## Testo estratto
In consiglio regionale

La sfiducia non passa, votano la mozione solo le minoranze. Toma allontana la crisi di luglio e fa pace con Iorio

La mozione di Pd e 5 Stelle viene bocciata: 8 sì, 12 no e un solo astenuto, questo il verdetto dell'Aula. Il governatore salvato dalla sua maggioranza che si prepara a cambiare la Giunta, ma i malpancisti Andrea di Lucente e Salvatore Micone lanciano l’ennesimo avvertimento: “Votiamo no alla sfiducia ma non condividiamo l’operato del presidente, sono state prese scelte scellerate. Se non ci sono le condizioni per andare avanti, stacchiamo la spina”. Da domani iniziano le manovre per distribuire le deleghe ai consiglieri regionali e rivedere la Giunta regionale.

Dopo 26 mesi di legislatura il governatore supera anche la seconda sfiducia: la mozione di M5s e Pd non passa in Consiglio regionale. La maggioranza salva il presidente ma lancia una serie di avvertimenti sul futuro della coalizione: “Se non ci sono le condizioni minime per andare avanti, stacchiamo la spina“, sottolinea Andrea Di Lucente in un intervento durissimo.

Ad un certo punto del confronto a palazzo D’Aimmo la mozione passa pure in secondo piano rispetto alla sorpresa della giornata: la pace tra Donato Toma e Michele Iorio che infatti alla fine decide di astenersi sulla sfiducia. Alla vigilia del voto, in molti erano pronti a scommettere sul suo voto favorevole. Tutto ‘merito’ dell’apertura del vertice di Palazzo Vitale: “Per me è parte della maggioranza”, scandisce il presidente riferendosi al suo predecessore. “La mia è un’apertura nei confronti di una persona che rappresenta un pezzo della storia del Molise e che ha contribuito alla mia elezione”.

Entrando invece nel merito della mozione di sfiducia il capo della Giunta è netto: “Questa mozione è un atto temerario per il futuro del Molise, non era questo il momento”.

E poi, sottolinea, “non capisco perché a Roma 5 Stelle e Pd sostengono che le elezioni sono un atto scellerato e deleterio per il Paese, mentre a livello locale i rappresentanti di questi due partiti fanno esattamente il contrario. Incoerenza e irresponsabilità politica delle minoranze sono le uniche parole che posso usare per definire un atto del genere. Ancora più avvilente sarebbe il voto della maggioranza che non è instabile ma caratterizzata da un forte dibattito interno, da una giusta dialettica a forte effervescente. Ma questo non c’azzecca nulla con la crisi”.

Toma Micone Cefaratti sfiducia 7 luglio

Nelle dichiarazioni di voto arrivano le bordate delle opposizioni. “Pecunia non olet”, dice Facciolla. Il riferimento è agli esponenti di maggioranza che, nonostante le critiche espresse nei confronti del commercialista che guida la Regione, pensano piuttosto a tutelare la poltrona.

## Materiale
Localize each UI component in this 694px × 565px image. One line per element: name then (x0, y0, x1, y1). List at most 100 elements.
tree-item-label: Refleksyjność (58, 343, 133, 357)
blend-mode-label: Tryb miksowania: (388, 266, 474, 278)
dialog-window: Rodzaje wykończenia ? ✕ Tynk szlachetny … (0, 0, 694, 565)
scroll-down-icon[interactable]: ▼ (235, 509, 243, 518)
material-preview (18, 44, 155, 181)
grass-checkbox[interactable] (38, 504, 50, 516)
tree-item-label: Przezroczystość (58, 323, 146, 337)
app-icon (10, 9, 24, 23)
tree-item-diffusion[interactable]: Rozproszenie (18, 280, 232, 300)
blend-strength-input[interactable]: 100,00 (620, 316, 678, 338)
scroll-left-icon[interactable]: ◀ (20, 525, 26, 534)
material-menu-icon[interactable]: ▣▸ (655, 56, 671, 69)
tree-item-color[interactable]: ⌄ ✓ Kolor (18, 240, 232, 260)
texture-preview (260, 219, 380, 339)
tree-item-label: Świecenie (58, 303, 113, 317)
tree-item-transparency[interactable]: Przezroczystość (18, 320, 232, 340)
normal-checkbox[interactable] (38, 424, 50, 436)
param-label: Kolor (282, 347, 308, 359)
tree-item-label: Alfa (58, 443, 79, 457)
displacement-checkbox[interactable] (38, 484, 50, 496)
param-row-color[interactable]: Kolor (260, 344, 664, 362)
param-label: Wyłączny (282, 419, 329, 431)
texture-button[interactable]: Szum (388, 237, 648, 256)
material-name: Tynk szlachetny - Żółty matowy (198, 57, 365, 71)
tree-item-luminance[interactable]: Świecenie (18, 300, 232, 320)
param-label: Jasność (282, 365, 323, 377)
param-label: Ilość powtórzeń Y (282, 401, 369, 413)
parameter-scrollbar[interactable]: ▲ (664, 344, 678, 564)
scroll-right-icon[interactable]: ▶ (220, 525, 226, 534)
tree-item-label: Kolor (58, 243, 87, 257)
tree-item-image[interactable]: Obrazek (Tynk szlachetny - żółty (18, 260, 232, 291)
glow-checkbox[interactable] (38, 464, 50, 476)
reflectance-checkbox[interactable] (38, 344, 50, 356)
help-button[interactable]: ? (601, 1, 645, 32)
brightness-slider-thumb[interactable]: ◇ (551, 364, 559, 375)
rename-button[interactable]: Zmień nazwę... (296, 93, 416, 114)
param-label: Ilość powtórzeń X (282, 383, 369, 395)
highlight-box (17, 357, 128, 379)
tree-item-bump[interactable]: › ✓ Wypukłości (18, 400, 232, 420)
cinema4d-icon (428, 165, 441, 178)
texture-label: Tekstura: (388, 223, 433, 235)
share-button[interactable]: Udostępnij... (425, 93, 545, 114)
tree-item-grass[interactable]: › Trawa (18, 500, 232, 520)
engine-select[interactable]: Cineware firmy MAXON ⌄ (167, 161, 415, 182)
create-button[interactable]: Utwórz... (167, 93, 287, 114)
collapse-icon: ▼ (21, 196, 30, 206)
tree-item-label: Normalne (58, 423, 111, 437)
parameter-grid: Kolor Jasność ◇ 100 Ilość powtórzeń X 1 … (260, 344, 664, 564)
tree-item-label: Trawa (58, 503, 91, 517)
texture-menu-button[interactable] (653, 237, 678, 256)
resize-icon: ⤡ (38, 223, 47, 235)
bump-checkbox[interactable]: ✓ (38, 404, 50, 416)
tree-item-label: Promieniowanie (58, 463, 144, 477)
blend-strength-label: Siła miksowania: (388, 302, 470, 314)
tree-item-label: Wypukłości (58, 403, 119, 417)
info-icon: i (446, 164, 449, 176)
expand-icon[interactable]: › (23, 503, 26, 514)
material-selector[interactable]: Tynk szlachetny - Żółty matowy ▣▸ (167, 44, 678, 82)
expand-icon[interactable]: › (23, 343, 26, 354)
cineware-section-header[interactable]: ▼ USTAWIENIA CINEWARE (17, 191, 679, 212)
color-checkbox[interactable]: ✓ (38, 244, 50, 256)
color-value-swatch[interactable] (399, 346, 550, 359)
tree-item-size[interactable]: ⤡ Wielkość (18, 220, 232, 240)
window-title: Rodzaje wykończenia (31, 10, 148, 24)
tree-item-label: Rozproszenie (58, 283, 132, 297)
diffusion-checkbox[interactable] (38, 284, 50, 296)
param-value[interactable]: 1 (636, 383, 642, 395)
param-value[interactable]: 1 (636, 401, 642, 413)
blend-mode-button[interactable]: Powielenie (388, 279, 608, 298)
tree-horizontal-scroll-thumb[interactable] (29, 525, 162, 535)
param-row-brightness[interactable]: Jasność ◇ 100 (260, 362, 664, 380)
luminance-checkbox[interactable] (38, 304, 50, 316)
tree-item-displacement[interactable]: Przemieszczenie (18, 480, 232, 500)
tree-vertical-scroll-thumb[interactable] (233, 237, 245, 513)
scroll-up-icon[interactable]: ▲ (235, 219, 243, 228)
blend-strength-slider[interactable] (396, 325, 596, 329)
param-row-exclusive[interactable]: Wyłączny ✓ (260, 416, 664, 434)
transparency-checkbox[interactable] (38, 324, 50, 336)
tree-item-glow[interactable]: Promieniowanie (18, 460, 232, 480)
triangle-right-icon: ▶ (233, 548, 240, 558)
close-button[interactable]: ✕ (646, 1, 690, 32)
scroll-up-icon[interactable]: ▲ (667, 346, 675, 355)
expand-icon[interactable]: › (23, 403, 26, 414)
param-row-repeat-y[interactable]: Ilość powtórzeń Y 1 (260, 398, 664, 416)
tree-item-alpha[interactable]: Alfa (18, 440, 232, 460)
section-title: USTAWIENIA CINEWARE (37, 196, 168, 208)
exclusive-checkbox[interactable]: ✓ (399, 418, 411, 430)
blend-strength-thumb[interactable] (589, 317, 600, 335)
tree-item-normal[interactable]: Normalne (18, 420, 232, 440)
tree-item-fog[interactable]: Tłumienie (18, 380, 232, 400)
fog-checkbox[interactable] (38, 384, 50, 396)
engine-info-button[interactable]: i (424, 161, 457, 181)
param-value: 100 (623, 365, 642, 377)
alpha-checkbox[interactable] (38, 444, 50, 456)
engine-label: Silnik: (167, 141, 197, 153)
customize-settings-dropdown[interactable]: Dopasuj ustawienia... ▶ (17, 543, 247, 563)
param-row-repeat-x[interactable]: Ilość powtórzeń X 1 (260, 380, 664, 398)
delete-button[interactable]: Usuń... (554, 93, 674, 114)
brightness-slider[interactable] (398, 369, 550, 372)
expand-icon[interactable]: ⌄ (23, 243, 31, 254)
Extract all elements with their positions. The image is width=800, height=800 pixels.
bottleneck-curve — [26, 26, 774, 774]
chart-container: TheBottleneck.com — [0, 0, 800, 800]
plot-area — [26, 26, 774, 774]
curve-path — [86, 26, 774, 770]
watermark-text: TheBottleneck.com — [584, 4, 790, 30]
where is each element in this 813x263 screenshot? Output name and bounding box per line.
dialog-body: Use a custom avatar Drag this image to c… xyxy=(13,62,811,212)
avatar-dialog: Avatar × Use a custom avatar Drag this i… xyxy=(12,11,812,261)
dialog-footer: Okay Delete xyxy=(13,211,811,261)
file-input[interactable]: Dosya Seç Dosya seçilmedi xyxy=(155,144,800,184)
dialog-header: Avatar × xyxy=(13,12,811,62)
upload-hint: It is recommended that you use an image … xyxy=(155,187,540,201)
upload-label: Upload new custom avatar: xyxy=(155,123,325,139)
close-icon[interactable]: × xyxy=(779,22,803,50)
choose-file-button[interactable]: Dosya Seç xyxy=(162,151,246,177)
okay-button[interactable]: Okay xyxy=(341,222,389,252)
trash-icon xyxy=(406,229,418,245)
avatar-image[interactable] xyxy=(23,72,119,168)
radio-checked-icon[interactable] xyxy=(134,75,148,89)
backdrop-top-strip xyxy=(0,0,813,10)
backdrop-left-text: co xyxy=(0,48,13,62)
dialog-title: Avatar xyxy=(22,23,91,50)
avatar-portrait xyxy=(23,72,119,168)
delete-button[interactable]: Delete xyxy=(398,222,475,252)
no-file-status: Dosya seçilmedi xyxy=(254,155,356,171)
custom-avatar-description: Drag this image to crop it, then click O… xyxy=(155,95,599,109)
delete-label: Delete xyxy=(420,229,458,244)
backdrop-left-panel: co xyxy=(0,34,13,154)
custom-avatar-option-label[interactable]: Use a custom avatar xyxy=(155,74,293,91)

## Consegna
Per favore, indica come ha votato Michele Iorio sulla mozione di sfiducia secondo l'articolo sul consiglio regionale.

## Risposta
Michele Iorio si è astenuto.